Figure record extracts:
=== Section Start ===

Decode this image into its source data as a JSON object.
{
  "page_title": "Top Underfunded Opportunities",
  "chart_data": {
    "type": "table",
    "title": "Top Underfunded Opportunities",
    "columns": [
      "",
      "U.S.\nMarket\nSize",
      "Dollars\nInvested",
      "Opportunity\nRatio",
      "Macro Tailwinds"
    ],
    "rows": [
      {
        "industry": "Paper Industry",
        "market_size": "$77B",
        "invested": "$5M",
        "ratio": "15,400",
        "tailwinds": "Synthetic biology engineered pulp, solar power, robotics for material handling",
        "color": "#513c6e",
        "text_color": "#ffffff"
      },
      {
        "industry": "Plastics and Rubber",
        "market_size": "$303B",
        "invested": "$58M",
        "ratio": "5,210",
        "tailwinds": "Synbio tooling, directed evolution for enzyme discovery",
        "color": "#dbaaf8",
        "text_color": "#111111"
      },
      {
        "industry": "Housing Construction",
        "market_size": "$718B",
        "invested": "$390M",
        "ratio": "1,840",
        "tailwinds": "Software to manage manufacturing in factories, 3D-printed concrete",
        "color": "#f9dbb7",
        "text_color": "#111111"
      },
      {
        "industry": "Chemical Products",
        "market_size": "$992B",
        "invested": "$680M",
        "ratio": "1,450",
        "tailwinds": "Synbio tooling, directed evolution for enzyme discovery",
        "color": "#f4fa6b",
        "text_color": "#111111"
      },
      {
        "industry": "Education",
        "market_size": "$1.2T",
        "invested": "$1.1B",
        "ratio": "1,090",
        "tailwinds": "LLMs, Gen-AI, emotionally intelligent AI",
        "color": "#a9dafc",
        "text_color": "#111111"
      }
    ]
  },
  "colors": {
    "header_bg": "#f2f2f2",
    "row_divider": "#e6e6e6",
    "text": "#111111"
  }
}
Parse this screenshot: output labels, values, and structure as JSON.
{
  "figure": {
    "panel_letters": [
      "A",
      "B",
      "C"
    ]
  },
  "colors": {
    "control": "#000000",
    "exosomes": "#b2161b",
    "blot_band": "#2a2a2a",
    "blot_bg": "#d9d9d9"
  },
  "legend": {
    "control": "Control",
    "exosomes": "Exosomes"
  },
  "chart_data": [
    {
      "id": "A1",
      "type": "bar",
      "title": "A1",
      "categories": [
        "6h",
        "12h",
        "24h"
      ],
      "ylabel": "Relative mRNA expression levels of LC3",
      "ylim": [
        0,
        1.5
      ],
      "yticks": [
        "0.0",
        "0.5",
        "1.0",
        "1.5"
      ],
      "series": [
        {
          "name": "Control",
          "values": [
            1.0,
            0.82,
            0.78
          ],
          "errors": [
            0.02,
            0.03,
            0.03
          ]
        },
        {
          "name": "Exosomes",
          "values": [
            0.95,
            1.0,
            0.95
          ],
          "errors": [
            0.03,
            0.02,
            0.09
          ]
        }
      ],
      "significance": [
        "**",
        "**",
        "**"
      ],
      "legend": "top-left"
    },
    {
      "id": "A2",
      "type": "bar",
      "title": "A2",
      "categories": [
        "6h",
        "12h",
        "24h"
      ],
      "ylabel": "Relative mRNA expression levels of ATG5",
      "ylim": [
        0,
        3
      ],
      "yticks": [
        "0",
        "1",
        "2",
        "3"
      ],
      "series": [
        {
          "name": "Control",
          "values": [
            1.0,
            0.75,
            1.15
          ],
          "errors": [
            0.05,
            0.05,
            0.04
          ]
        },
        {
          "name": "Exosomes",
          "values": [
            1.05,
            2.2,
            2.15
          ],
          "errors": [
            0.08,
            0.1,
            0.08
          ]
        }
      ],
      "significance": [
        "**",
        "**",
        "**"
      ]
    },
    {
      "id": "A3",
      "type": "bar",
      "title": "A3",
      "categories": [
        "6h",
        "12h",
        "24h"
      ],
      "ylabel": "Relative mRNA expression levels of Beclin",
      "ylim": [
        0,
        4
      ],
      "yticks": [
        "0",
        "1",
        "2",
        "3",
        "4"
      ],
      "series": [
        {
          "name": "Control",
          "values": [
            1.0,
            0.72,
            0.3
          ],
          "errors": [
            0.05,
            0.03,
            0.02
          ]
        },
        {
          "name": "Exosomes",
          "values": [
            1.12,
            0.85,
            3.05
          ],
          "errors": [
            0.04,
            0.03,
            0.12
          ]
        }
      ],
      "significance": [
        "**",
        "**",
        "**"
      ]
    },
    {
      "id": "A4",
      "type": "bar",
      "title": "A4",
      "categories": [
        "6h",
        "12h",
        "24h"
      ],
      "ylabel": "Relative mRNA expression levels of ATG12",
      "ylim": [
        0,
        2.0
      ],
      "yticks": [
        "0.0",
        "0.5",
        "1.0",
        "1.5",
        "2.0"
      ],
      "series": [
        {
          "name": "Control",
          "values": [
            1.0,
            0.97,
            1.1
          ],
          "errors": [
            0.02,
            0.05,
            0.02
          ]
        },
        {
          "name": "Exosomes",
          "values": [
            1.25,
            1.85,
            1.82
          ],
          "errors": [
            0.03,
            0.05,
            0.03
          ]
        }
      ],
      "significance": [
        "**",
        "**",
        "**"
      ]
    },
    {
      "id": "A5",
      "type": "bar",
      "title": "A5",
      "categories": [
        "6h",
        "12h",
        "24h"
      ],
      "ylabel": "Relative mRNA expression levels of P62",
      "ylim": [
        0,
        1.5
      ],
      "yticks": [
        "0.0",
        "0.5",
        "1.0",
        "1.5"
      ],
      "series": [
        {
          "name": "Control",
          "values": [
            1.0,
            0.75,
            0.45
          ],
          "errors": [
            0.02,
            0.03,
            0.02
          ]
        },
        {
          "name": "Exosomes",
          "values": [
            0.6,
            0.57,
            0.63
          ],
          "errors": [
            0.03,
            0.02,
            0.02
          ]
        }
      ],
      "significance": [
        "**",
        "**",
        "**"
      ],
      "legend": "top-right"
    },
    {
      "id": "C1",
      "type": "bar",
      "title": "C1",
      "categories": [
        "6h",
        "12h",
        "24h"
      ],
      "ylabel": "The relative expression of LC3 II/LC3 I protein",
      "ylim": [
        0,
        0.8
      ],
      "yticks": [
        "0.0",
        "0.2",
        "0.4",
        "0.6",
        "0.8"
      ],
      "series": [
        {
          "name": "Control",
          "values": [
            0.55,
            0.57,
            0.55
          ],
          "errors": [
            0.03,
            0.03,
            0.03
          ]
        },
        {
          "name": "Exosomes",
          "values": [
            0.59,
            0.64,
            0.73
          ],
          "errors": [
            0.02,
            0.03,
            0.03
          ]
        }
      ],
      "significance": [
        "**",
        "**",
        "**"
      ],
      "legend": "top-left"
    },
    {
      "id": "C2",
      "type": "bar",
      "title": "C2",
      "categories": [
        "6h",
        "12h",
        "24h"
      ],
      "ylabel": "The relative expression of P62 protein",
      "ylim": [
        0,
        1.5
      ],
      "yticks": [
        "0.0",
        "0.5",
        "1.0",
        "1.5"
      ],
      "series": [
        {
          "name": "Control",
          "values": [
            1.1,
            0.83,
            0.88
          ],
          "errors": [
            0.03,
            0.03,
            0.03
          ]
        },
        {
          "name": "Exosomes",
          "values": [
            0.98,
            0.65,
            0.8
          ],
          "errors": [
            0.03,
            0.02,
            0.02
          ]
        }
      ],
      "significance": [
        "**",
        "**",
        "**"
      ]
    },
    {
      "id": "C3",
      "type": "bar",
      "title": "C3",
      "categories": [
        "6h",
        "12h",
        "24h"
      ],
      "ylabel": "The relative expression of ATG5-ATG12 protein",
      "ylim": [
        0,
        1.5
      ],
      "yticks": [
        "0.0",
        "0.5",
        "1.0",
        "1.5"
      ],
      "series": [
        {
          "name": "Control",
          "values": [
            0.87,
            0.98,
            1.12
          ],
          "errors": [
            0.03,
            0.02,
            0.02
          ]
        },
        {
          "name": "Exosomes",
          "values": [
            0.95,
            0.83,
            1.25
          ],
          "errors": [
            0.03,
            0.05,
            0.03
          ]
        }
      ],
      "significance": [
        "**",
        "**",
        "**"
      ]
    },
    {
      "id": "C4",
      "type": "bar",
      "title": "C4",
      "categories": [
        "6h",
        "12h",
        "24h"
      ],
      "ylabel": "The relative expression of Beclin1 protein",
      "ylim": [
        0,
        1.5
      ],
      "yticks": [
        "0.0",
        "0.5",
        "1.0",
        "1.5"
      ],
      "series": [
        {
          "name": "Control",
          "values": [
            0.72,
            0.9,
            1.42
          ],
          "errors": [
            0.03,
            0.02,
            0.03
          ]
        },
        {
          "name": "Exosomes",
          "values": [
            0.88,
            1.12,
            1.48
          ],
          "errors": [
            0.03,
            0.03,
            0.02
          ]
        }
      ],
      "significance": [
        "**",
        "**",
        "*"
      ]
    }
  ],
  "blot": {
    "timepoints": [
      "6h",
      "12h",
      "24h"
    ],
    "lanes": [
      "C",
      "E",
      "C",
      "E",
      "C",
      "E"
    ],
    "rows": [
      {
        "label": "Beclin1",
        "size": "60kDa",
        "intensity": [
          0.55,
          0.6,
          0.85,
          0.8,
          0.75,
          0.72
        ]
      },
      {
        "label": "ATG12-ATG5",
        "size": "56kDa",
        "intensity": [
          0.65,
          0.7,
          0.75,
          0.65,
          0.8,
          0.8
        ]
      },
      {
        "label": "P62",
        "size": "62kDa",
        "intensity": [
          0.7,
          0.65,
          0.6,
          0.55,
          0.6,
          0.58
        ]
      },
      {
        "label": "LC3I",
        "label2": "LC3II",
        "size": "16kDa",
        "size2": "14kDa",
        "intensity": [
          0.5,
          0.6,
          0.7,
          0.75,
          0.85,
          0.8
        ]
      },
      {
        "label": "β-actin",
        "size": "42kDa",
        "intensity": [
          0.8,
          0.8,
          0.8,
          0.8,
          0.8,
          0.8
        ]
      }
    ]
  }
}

=== Section End ===

### WHAT IS NEEDED
Report each line in the preceding entries that holds the string "ylabel".

### WRITTEN SOLUTION
      "ylabel": "Relative mRNA expression levels of LC3",
      "ylabel": "Relative mRNA expression levels of ATG5",
      "ylabel": "Relative mRNA expression levels of Beclin",
      "ylabel": "Relative mRNA expression levels of ATG12",
      "ylabel": "Relative mRNA expression levels of P62",
      "ylabel": "The relative expression of LC3 II/LC3 I protein",
      "ylabel": "The relative expression of P62 protein",
      "ylabel": "The relative expression of ATG5-ATG12 protein",
      "ylabel": "The relative expression of Beclin1 protein",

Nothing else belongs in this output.